### Listed entries
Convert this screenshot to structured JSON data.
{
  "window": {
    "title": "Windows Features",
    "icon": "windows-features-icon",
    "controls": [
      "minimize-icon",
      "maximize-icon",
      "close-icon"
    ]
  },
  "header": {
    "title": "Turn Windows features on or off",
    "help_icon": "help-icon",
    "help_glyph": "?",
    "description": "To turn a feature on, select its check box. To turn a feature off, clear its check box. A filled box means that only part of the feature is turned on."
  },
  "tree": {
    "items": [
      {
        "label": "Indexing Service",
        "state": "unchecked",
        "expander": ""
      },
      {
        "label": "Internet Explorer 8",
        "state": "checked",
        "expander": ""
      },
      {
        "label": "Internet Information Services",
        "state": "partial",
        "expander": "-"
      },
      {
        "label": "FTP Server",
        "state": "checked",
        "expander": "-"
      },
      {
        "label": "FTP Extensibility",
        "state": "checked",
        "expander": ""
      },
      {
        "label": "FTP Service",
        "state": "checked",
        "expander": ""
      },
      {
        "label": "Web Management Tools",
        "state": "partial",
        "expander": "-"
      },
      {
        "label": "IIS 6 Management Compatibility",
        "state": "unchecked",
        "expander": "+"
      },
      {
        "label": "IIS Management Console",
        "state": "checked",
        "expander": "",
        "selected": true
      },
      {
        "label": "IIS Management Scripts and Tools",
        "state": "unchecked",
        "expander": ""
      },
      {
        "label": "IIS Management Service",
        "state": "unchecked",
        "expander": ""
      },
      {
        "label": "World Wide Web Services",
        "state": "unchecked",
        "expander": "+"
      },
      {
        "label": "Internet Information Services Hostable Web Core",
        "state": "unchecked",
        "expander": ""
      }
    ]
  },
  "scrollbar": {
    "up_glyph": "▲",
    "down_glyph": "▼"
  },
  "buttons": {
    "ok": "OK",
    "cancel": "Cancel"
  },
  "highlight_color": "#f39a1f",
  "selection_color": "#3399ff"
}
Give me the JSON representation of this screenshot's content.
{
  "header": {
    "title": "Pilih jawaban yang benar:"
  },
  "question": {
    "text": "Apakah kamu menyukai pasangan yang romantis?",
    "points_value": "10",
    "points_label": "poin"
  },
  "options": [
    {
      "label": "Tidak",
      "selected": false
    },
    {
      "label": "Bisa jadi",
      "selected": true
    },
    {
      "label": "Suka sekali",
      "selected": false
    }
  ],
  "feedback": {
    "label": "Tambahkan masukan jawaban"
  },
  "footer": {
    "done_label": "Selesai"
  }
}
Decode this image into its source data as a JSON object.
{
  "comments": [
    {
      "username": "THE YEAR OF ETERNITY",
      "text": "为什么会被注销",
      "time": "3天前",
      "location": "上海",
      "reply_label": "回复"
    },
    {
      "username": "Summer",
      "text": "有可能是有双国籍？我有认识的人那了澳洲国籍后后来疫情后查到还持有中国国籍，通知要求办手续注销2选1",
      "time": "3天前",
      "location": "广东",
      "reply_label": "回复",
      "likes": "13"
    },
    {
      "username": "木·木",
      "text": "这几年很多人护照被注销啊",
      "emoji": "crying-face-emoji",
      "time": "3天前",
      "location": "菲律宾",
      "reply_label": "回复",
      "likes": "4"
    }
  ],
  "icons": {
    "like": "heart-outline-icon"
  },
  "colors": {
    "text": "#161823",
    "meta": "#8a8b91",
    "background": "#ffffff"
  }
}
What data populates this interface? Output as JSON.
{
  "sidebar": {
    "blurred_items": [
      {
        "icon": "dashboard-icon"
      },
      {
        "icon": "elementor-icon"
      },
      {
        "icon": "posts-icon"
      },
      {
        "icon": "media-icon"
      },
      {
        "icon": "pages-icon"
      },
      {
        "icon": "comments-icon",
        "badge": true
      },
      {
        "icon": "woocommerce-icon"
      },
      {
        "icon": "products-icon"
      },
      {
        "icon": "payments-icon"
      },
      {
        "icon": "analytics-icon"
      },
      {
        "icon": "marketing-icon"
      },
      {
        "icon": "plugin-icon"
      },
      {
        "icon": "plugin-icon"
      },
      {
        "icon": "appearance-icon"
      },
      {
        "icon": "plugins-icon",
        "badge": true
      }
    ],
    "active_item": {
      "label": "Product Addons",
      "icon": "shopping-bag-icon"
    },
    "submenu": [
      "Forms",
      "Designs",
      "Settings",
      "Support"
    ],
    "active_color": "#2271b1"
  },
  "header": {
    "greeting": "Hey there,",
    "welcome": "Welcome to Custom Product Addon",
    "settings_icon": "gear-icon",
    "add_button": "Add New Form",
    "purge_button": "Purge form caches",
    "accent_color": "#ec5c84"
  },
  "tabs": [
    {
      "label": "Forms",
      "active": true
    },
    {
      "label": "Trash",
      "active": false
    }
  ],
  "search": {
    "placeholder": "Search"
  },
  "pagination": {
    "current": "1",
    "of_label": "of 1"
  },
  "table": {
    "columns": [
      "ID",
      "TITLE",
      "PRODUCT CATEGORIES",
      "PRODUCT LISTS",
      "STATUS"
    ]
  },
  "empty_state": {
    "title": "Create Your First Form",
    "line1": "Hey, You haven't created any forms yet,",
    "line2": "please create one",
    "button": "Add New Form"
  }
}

### Stated problem
Copy each line of the records above that carries the word "Internet".

### Answer to this problem
        "label": "Internet Explorer 8",
        "label": "Internet Information Services",
        "label": "Internet Information Services Hostable Web Core",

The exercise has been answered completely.